> _EXERCISE DESCRIPTION_
Each entry below is to be duplicated verbatim.

> _EXTRACTED DATA_
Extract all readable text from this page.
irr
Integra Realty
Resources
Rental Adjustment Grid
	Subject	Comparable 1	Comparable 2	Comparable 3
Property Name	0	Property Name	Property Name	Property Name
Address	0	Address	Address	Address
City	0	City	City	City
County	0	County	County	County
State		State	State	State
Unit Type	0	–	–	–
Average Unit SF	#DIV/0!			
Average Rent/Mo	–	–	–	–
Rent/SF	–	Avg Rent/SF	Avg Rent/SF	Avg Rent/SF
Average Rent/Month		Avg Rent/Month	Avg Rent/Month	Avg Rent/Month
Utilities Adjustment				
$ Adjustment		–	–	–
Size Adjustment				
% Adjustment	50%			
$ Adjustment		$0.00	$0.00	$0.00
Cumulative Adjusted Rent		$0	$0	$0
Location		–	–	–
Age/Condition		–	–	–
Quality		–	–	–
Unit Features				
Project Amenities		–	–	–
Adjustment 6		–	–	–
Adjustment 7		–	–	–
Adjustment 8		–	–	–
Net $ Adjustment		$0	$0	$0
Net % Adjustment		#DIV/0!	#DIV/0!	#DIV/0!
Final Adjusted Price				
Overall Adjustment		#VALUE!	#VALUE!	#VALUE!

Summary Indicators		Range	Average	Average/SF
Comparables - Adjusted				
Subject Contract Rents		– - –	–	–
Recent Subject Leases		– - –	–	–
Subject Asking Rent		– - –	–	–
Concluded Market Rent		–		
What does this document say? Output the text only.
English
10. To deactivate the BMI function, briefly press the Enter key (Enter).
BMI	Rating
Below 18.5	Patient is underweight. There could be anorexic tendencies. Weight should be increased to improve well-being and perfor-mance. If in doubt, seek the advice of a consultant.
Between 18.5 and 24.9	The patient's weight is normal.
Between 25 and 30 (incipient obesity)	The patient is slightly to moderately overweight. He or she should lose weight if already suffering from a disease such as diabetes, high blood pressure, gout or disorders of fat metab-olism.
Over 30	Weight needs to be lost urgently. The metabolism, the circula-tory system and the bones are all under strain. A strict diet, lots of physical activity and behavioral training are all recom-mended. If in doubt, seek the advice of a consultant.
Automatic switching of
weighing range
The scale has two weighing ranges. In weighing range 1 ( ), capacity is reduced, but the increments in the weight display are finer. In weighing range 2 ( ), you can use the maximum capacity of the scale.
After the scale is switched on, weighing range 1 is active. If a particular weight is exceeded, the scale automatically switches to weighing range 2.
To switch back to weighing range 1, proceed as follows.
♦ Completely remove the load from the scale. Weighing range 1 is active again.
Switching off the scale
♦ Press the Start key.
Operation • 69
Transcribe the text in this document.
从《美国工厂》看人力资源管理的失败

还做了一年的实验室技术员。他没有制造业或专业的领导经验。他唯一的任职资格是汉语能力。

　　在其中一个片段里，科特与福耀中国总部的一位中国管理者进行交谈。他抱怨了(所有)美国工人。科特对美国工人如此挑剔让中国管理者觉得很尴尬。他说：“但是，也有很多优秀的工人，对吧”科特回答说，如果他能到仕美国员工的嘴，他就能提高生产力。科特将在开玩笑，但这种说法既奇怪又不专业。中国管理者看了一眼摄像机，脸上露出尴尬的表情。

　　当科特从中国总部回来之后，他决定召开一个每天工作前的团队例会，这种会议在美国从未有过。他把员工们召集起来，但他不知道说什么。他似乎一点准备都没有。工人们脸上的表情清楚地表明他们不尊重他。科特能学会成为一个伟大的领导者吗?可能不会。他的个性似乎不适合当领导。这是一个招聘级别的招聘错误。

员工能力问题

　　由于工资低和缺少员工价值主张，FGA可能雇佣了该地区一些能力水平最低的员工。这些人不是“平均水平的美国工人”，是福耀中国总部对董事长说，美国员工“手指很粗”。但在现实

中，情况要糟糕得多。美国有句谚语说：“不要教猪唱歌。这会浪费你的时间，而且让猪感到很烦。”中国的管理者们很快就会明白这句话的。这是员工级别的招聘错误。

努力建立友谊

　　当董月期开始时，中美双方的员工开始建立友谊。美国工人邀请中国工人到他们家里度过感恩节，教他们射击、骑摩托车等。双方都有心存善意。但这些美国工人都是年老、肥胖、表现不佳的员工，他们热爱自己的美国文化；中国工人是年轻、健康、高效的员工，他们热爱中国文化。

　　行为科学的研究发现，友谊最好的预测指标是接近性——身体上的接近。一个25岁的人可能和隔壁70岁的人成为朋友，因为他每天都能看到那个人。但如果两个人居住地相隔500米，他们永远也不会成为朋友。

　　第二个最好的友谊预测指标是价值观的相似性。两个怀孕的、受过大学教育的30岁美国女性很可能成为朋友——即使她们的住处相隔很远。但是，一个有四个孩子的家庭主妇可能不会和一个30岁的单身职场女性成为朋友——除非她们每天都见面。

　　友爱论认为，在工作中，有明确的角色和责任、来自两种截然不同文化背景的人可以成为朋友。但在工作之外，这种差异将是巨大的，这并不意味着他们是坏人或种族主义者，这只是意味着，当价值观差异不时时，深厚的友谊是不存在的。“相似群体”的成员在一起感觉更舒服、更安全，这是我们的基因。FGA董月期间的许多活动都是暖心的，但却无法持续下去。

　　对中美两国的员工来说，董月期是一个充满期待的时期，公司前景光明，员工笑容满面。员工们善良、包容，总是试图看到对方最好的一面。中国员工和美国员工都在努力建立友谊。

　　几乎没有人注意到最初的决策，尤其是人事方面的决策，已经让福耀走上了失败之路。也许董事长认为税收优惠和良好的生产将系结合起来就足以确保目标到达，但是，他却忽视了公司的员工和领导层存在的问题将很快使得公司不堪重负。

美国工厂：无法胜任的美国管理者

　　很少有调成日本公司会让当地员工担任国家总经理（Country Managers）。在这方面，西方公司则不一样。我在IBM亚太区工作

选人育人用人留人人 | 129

> _ANSWER TO THIS EXERCISE_
Extract all readable text from this page.
irr
Integra Realty
Resources
Rental Adjustment Grid
	Subject	Comparable 1	Comparable 2	Comparable 3
Property Name	0	Property Name	Property Name	Property Name
Address	0	Address	Address	Address
City	0	City	City	City
County	0	County	County	County
State		State	State	State
Unit Type	0	–	–	–
Average Unit SF	#DIV/0!			
Average Rent/Mo	–	–	–	–
Rent/SF	–	Avg Rent/SF	Avg Rent/SF	Avg Rent/SF
Average Rent/Month		Avg Rent/Month	Avg Rent/Month	Avg Rent/Month
Utilities Adjustment				
$ Adjustment		–	–	–
Size Adjustment				
% Adjustment	50%			
$ Adjustment		$0.00	$0.00	$0.00
Cumulative Adjusted Rent		$0	$0	$0
Location		–	–	–
Age/Condition		–	–	–
Quality		–	–	–
Unit Features				
Project Amenities		–	–	–
Adjustment 6		–	–	–
Adjustment 7		–	–	–
Adjustment 8		–	–	–
Net $ Adjustment		$0	$0	$0
Net % Adjustment		#DIV/0!	#DIV/0!	#DIV/0!
Final Adjusted Price				
Overall Adjustment		#VALUE!	#VALUE!	#VALUE!

Summary Indicators		Range	Average	Average/SF
Comparables - Adjusted				
Subject Contract Rents		– - –	–	–
Recent Subject Leases		– - –	–	–
Subject Asking Rent		– - –	–	–
Concluded Market Rent		–		
What does this document say? Output the text only.
English
10. To deactivate the BMI function, briefly press the Enter key (Enter).
BMI	Rating
Below 18.5	Patient is underweight. There could be anorexic tendencies. Weight should be increased to improve well-being and perfor-mance. If in doubt, seek the advice of a consultant.
Between 18.5 and 24.9	The patient's weight is normal.
Between 25 and 30 (incipient obesity)	The patient is slightly to moderately overweight. He or she should lose weight if already suffering from a disease such as diabetes, high blood pressure, gout or disorders of fat metab-olism.
Over 30	Weight needs to be lost urgently. The metabolism, the circula-tory system and the bones are all under strain. A strict diet, lots of physical activity and behavioral training are all recom-mended. If in doubt, seek the advice of a consultant.
Automatic switching of
weighing range
The scale has two weighing ranges. In weighing range 1 ( ), capacity is reduced, but the increments in the weight display are finer. In weighing range 2 ( ), you can use the maximum capacity of the scale.
After the scale is switched on, weighing range 1 is active. If a particular weight is exceeded, the scale automatically switches to weighing range 2.
To switch back to weighing range 1, proceed as follows.
♦ Completely remove the load from the scale. Weighing range 1 is active again.
Switching off the scale
♦ Press the Start key.
Operation • 69
Transcribe the text in this document.
从《美国工厂》看人力资源管理的失败

还做了一年的实验室技术员。他没有制造业或专业的领导经验。他唯一的任职资格是汉语能力。

　　在其中一个片段里，科特与福耀中国总部的一位中国管理者进行交谈。他抱怨了(所有)美国工人。科特对美国工人如此挑剔让中国管理者觉得很尴尬。他说：“但是，也有很多优秀的工人，对吧”科特回答说，如果他能到仕美国员工的嘴，他就能提高生产力。科特将在开玩笑，但这种说法既奇怪又不专业。中国管理者看了一眼摄像机，脸上露出尴尬的表情。

　　当科特从中国总部回来之后，他决定召开一个每天工作前的团队例会，这种会议在美国从未有过。他把员工们召集起来，但他不知道说什么。他似乎一点准备都没有。工人们脸上的表情清楚地表明他们不尊重他。科特能学会成为一个伟大的领导者吗?可能不会。他的个性似乎不适合当领导。这是一个招聘级别的招聘错误。

员工能力问题

　　由于工资低和缺少员工价值主张，FGA可能雇佣了该地区一些能力水平最低的员工。这些人不是“平均水平的美国工人”，是福耀中国总部对董事长说，美国员工“手指很粗”。但在现实

中，情况要糟糕得多。美国有句谚语说：“不要教猪唱歌。这会浪费你的时间，而且让猪感到很烦。”中国的管理者们很快就会明白这句话的。这是员工级别的招聘错误。

努力建立友谊

　　当董月期开始时，中美双方的员工开始建立友谊。美国工人邀请中国工人到他们家里度过感恩节，教他们射击、骑摩托车等。双方都有心存善意。但这些美国工人都是年老、肥胖、表现不佳的员工，他们热爱自己的美国文化；中国工人是年轻、健康、高效的员工，他们热爱中国文化。

　　行为科学的研究发现，友谊最好的预测指标是接近性——身体上的接近。一个25岁的人可能和隔壁70岁的人成为朋友，因为他每天都能看到那个人。但如果两个人居住地相隔500米，他们永远也不会成为朋友。

　　第二个最好的友谊预测指标是价值观的相似性。两个怀孕的、受过大学教育的30岁美国女性很可能成为朋友——即使她们的住处相隔很远。但是，一个有四个孩子的家庭主妇可能不会和一个30岁的单身职场女性成为朋友——除非她们每天都见面。

　　友爱论认为，在工作中，有明确的角色和责任、来自两种截然不同文化背景的人可以成为朋友。但在工作之外，这种差异将是巨大的，这并不意味着他们是坏人或种族主义者，这只是意味着，当价值观差异不时时，深厚的友谊是不存在的。“相似群体”的成员在一起感觉更舒服、更安全，这是我们的基因。FGA董月期间的许多活动都是暖心的，但却无法持续下去。

　　对中美两国的员工来说，董月期是一个充满期待的时期，公司前景光明，员工笑容满面。员工们善良、包容，总是试图看到对方最好的一面。中国员工和美国员工都在努力建立友谊。

　　几乎没有人注意到最初的决策，尤其是人事方面的决策，已经让福耀走上了失败之路。也许董事长认为税收优惠和良好的生产将系结合起来就足以确保目标到达，但是，他却忽视了公司的员工和领导层存在的问题将很快使得公司不堪重负。

美国工厂：无法胜任的美国管理者

　　很少有调成日本公司会让当地员工担任国家总经理（Country Managers）。在这方面，西方公司则不一样。我在IBM亚太区工作

选人育人用人留人人 | 129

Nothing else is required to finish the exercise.